Data records:

"""

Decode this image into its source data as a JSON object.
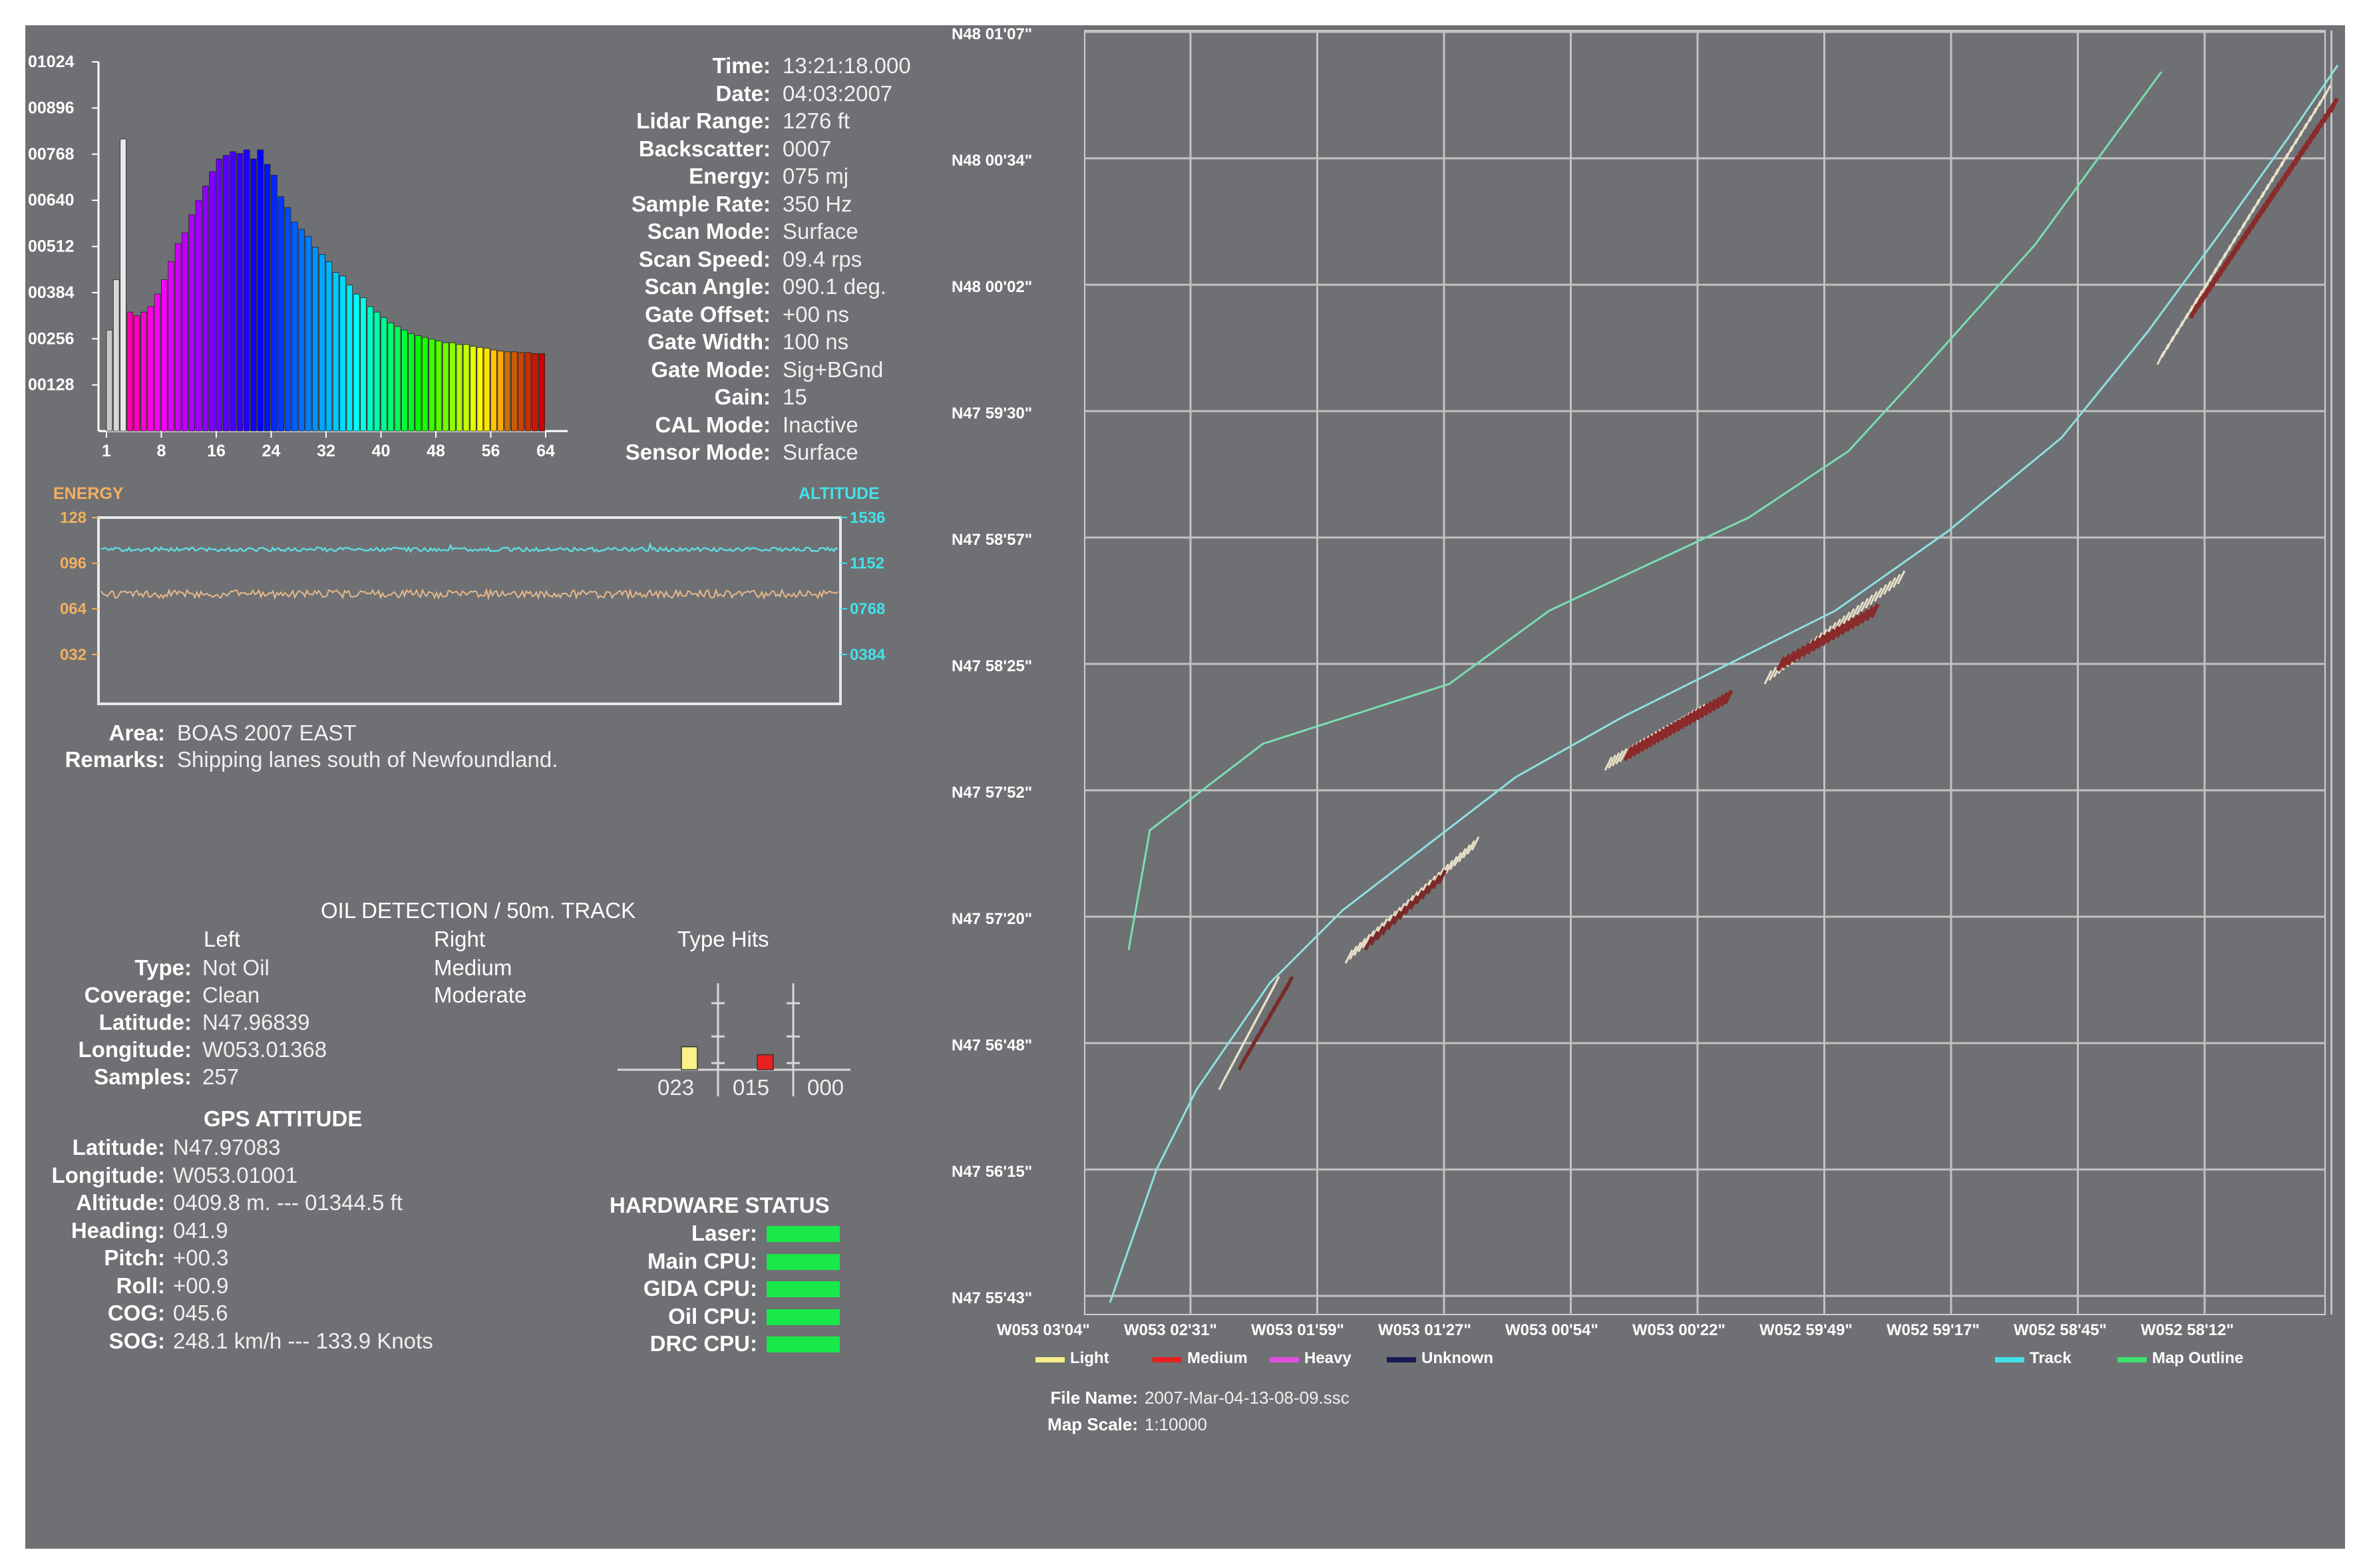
{
  "info": {
    "fields": [
      {
        "label": "Time:",
        "value": "13:21:18.000"
      },
      {
        "label": "Date:",
        "value": "04:03:2007"
      },
      {
        "label": "Lidar Range:",
        "value": "1276 ft"
      },
      {
        "label": "Backscatter:",
        "value": "0007"
      },
      {
        "label": "Energy:",
        "value": "075 mj"
      },
      {
        "label": "Sample Rate:",
        "value": "350 Hz"
      },
      {
        "label": "Scan Mode:",
        "value": "Surface"
      },
      {
        "label": "Scan Speed:",
        "value": "09.4 rps"
      },
      {
        "label": "Scan Angle:",
        "value": "090.1 deg."
      },
      {
        "label": "Gate Offset:",
        "value": "+00 ns"
      },
      {
        "label": "Gate Width:",
        "value": "100 ns"
      },
      {
        "label": "Gate Mode:",
        "value": "Sig+BGnd"
      },
      {
        "label": "Gain:",
        "value": "15"
      },
      {
        "label": "CAL Mode:",
        "value": "Inactive"
      },
      {
        "label": "Sensor Mode:",
        "value": "Surface"
      }
    ]
  },
  "histogram": {
    "y_ticks": [
      "01024",
      "00896",
      "00768",
      "00640",
      "00512",
      "00384",
      "00256",
      "00128"
    ],
    "x_ticks": [
      "1",
      "8",
      "16",
      "24",
      "32",
      "40",
      "48",
      "56",
      "64"
    ]
  },
  "chart_data": [
    {
      "type": "bar",
      "title": "",
      "x_ticks": [
        1,
        8,
        16,
        24,
        32,
        40,
        48,
        56,
        64
      ],
      "ylim": [
        0,
        1024
      ],
      "categories": [
        1,
        2,
        3,
        4,
        5,
        6,
        7,
        8,
        9,
        10,
        11,
        12,
        13,
        14,
        15,
        16,
        17,
        18,
        19,
        20,
        21,
        22,
        23,
        24,
        25,
        26,
        27,
        28,
        29,
        30,
        31,
        32,
        33,
        34,
        35,
        36,
        37,
        38,
        39,
        40,
        41,
        42,
        43,
        44,
        45,
        46,
        47,
        48,
        49,
        50,
        51,
        52,
        53,
        54,
        55,
        56,
        57,
        58,
        59,
        60,
        61,
        62,
        63,
        64
      ],
      "values": [
        280,
        420,
        810,
        330,
        320,
        330,
        345,
        380,
        420,
        470,
        520,
        550,
        600,
        640,
        680,
        720,
        755,
        765,
        775,
        770,
        780,
        755,
        780,
        740,
        710,
        650,
        620,
        580,
        560,
        540,
        510,
        490,
        470,
        440,
        430,
        405,
        380,
        370,
        345,
        330,
        315,
        300,
        290,
        280,
        270,
        265,
        260,
        255,
        250,
        245,
        245,
        240,
        240,
        235,
        232,
        230,
        225,
        222,
        220,
        220,
        218,
        218,
        215,
        215
      ]
    },
    {
      "type": "line",
      "x_ticks": [],
      "ylim_left": [
        0,
        128
      ],
      "ylim_right": [
        0,
        1536
      ],
      "y_ticks_left": [
        "128",
        "096",
        "064",
        "032"
      ],
      "y_ticks_right": [
        "1536",
        "1152",
        "0768",
        "0384"
      ],
      "series": [
        {
          "name": "ENERGY",
          "axis": "left",
          "mean": 72
        },
        {
          "name": "ALTITUDE",
          "axis": "right",
          "mean": 1200
        }
      ]
    }
  ],
  "timeseries": {
    "energy_label": "ENERGY",
    "altitude_label": "ALTITUDE",
    "left_ticks": [
      "128",
      "096",
      "064",
      "032"
    ],
    "right_ticks": [
      "1536",
      "1152",
      "0768",
      "0384"
    ]
  },
  "area": {
    "label": "Area:",
    "value": "BOAS 2007 EAST"
  },
  "remarks": {
    "label": "Remarks:",
    "value": "Shipping lanes south of Newfoundland."
  },
  "oil": {
    "title": "OIL DETECTION / 50m. TRACK",
    "left_header": "Left",
    "right_header": "Right",
    "type_hits_header": "Type Hits",
    "rows": [
      {
        "label": "Type:",
        "left": "Not Oil",
        "right": "Medium"
      },
      {
        "label": "Coverage:",
        "left": "Clean",
        "right": "Moderate"
      },
      {
        "label": "Latitude:",
        "left": "N47.96839",
        "right": ""
      },
      {
        "label": "Longitude:",
        "left": "W053.01368",
        "right": ""
      },
      {
        "label": "Samples:",
        "left": "257",
        "right": ""
      }
    ],
    "hits": [
      "023",
      "015",
      "000"
    ],
    "hit_colors": [
      "#f8f08a",
      "#e82020",
      "#222266"
    ]
  },
  "gps": {
    "title": "GPS ATTITUDE",
    "rows": [
      {
        "label": "Latitude:",
        "value": "N47.97083"
      },
      {
        "label": "Longitude:",
        "value": "W053.01001"
      },
      {
        "label": "Altitude:",
        "value": "0409.8 m. --- 01344.5 ft"
      },
      {
        "label": "Heading:",
        "value": "041.9"
      },
      {
        "label": "Pitch:",
        "value": "+00.3"
      },
      {
        "label": "Roll:",
        "value": "+00.9"
      },
      {
        "label": "COG:",
        "value": "045.6"
      },
      {
        "label": "SOG:",
        "value": "248.1 km/h --- 133.9 Knots"
      }
    ]
  },
  "hardware": {
    "title": "HARDWARE STATUS",
    "items": [
      {
        "label": "Laser:",
        "status": "ok"
      },
      {
        "label": "Main CPU:",
        "status": "ok"
      },
      {
        "label": "GIDA CPU:",
        "status": "ok"
      },
      {
        "label": "Oil CPU:",
        "status": "ok"
      },
      {
        "label": "DRC CPU:",
        "status": "ok"
      }
    ],
    "ok_color": "#19e84a"
  },
  "map": {
    "lat_labels": [
      "N48 01'07\"",
      "N48 00'34\"",
      "N48 00'02\"",
      "N47 59'30\"",
      "N47 58'57\"",
      "N47 58'25\"",
      "N47 57'52\"",
      "N47 57'20\"",
      "N47 56'48\"",
      "N47 56'15\"",
      "N47 55'43\""
    ],
    "lon_labels": [
      "W053 03'04\"",
      "W053 02'31\"",
      "W053 01'59\"",
      "W053 01'27\"",
      "W053 00'54\"",
      "W053 00'22\"",
      "W052 59'49\"",
      "W052 59'17\"",
      "W052 58'45\"",
      "W052 58'12\""
    ],
    "legend": [
      {
        "label": "Light",
        "color": "#f4ee8a"
      },
      {
        "label": "Medium",
        "color": "#e82020"
      },
      {
        "label": "Heavy",
        "color": "#e050e0"
      },
      {
        "label": "Unknown",
        "color": "#1a1a55"
      }
    ],
    "legend_right": [
      {
        "label": "Track",
        "color": "#44e0e8"
      },
      {
        "label": "Map Outline",
        "color": "#3ce070"
      }
    ],
    "file_name_label": "File Name:",
    "file_name": "2007-Mar-04-13-08-09.ssc",
    "map_scale_label": "Map Scale:",
    "map_scale": "1:10000"
  }
}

"""

**Stated exercise:** Your task is to repeat the material above exactly, without its pictures.

**Task output:**
Decode this image into its source data as a JSON object.
{
  "info": {
    "fields": [
      {
        "label": "Time:",
        "value": "13:21:18.000"
      },
      {
        "label": "Date:",
        "value": "04:03:2007"
      },
      {
        "label": "Lidar Range:",
        "value": "1276 ft"
      },
      {
        "label": "Backscatter:",
        "value": "0007"
      },
      {
        "label": "Energy:",
        "value": "075 mj"
      },
      {
        "label": "Sample Rate:",
        "value": "350 Hz"
      },
      {
        "label": "Scan Mode:",
        "value": "Surface"
      },
      {
        "label": "Scan Speed:",
        "value": "09.4 rps"
      },
      {
        "label": "Scan Angle:",
        "value": "090.1 deg."
      },
      {
        "label": "Gate Offset:",
        "value": "+00 ns"
      },
      {
        "label": "Gate Width:",
        "value": "100 ns"
      },
      {
        "label": "Gate Mode:",
        "value": "Sig+BGnd"
      },
      {
        "label": "Gain:",
        "value": "15"
      },
      {
        "label": "CAL Mode:",
        "value": "Inactive"
      },
      {
        "label": "Sensor Mode:",
        "value": "Surface"
      }
    ]
  },
  "histogram": {
    "y_ticks": [
      "01024",
      "00896",
      "00768",
      "00640",
      "00512",
      "00384",
      "00256",
      "00128"
    ],
    "x_ticks": [
      "1",
      "8",
      "16",
      "24",
      "32",
      "40",
      "48",
      "56",
      "64"
    ]
  },
  "chart_data": [
    {
      "type": "bar",
      "title": "",
      "x_ticks": [
        1,
        8,
        16,
        24,
        32,
        40,
        48,
        56,
        64
      ],
      "ylim": [
        0,
        1024
      ],
      "categories": [
        1,
        2,
        3,
        4,
        5,
        6,
        7,
        8,
        9,
        10,
        11,
        12,
        13,
        14,
        15,
        16,
        17,
        18,
        19,
        20,
        21,
        22,
        23,
        24,
        25,
        26,
        27,
        28,
        29,
        30,
        31,
        32,
        33,
        34,
        35,
        36,
        37,
        38,
        39,
        40,
        41,
        42,
        43,
        44,
        45,
        46,
        47,
        48,
        49,
        50,
        51,
        52,
        53,
        54,
        55,
        56,
        57,
        58,
        59,
        60,
        61,
        62,
        63,
        64
      ],
      "values": [
        280,
        420,
        810,
        330,
        320,
        330,
        345,
        380,
        420,
        470,
        520,
        550,
        600,
        640,
        680,
        720,
        755,
        765,
        775,
        770,
        780,
        755,
        780,
        740,
        710,
        650,
        620,
        580,
        560,
        540,
        510,
        490,
        470,
        440,
        430,
        405,
        380,
        370,
        345,
        330,
        315,
        300,
        290,
        280,
        270,
        265,
        260,
        255,
        250,
        245,
        245,
        240,
        240,
        235,
        232,
        230,
        225,
        222,
        220,
        220,
        218,
        218,
        215,
        215
      ]
    },
    {
      "type": "line",
      "x_ticks": [],
      "ylim_left": [
        0,
        128
      ],
      "ylim_right": [
        0,
        1536
      ],
      "y_ticks_left": [
        "128",
        "096",
        "064",
        "032"
      ],
      "y_ticks_right": [
        "1536",
        "1152",
        "0768",
        "0384"
      ],
      "series": [
        {
          "name": "ENERGY",
          "axis": "left",
          "mean": 72
        },
        {
          "name": "ALTITUDE",
          "axis": "right",
          "mean": 1200
        }
      ]
    }
  ],
  "timeseries": {
    "energy_label": "ENERGY",
    "altitude_label": "ALTITUDE",
    "left_ticks": [
      "128",
      "096",
      "064",
      "032"
    ],
    "right_ticks": [
      "1536",
      "1152",
      "0768",
      "0384"
    ]
  },
  "area": {
    "label": "Area:",
    "value": "BOAS 2007 EAST"
  },
  "remarks": {
    "label": "Remarks:",
    "value": "Shipping lanes south of Newfoundland."
  },
  "oil": {
    "title": "OIL DETECTION / 50m. TRACK",
    "left_header": "Left",
    "right_header": "Right",
    "type_hits_header": "Type Hits",
    "rows": [
      {
        "label": "Type:",
        "left": "Not Oil",
        "right": "Medium"
      },
      {
        "label": "Coverage:",
        "left": "Clean",
        "right": "Moderate"
      },
      {
        "label": "Latitude:",
        "left": "N47.96839",
        "right": ""
      },
      {
        "label": "Longitude:",
        "left": "W053.01368",
        "right": ""
      },
      {
        "label": "Samples:",
        "left": "257",
        "right": ""
      }
    ],
    "hits": [
      "023",
      "015",
      "000"
    ],
    "hit_colors": [
      "#f8f08a",
      "#e82020",
      "#222266"
    ]
  },
  "gps": {
    "title": "GPS ATTITUDE",
    "rows": [
      {
        "label": "Latitude:",
        "value": "N47.97083"
      },
      {
        "label": "Longitude:",
        "value": "W053.01001"
      },
      {
        "label": "Altitude:",
        "value": "0409.8 m. --- 01344.5 ft"
      },
      {
        "label": "Heading:",
        "value": "041.9"
      },
      {
        "label": "Pitch:",
        "value": "+00.3"
      },
      {
        "label": "Roll:",
        "value": "+00.9"
      },
      {
        "label": "COG:",
        "value": "045.6"
      },
      {
        "label": "SOG:",
        "value": "248.1 km/h --- 133.9 Knots"
      }
    ]
  },
  "hardware": {
    "title": "HARDWARE STATUS",
    "items": [
      {
        "label": "Laser:",
        "status": "ok"
      },
      {
        "label": "Main CPU:",
        "status": "ok"
      },
      {
        "label": "GIDA CPU:",
        "status": "ok"
      },
      {
        "label": "Oil CPU:",
        "status": "ok"
      },
      {
        "label": "DRC CPU:",
        "status": "ok"
      }
    ],
    "ok_color": "#19e84a"
  },
  "map": {
    "lat_labels": [
      "N48 01'07\"",
      "N48 00'34\"",
      "N48 00'02\"",
      "N47 59'30\"",
      "N47 58'57\"",
      "N47 58'25\"",
      "N47 57'52\"",
      "N47 57'20\"",
      "N47 56'48\"",
      "N47 56'15\"",
      "N47 55'43\""
    ],
    "lon_labels": [
      "W053 03'04\"",
      "W053 02'31\"",
      "W053 01'59\"",
      "W053 01'27\"",
      "W053 00'54\"",
      "W053 00'22\"",
      "W052 59'49\"",
      "W052 59'17\"",
      "W052 58'45\"",
      "W052 58'12\""
    ],
    "legend": [
      {
        "label": "Light",
        "color": "#f4ee8a"
      },
      {
        "label": "Medium",
        "color": "#e82020"
      },
      {
        "label": "Heavy",
        "color": "#e050e0"
      },
      {
        "label": "Unknown",
        "color": "#1a1a55"
      }
    ],
    "legend_right": [
      {
        "label": "Track",
        "color": "#44e0e8"
      },
      {
        "label": "Map Outline",
        "color": "#3ce070"
      }
    ],
    "file_name_label": "File Name:",
    "file_name": "2007-Mar-04-13-08-09.ssc",
    "map_scale_label": "Map Scale:",
    "map_scale": "1:10000"
  }
}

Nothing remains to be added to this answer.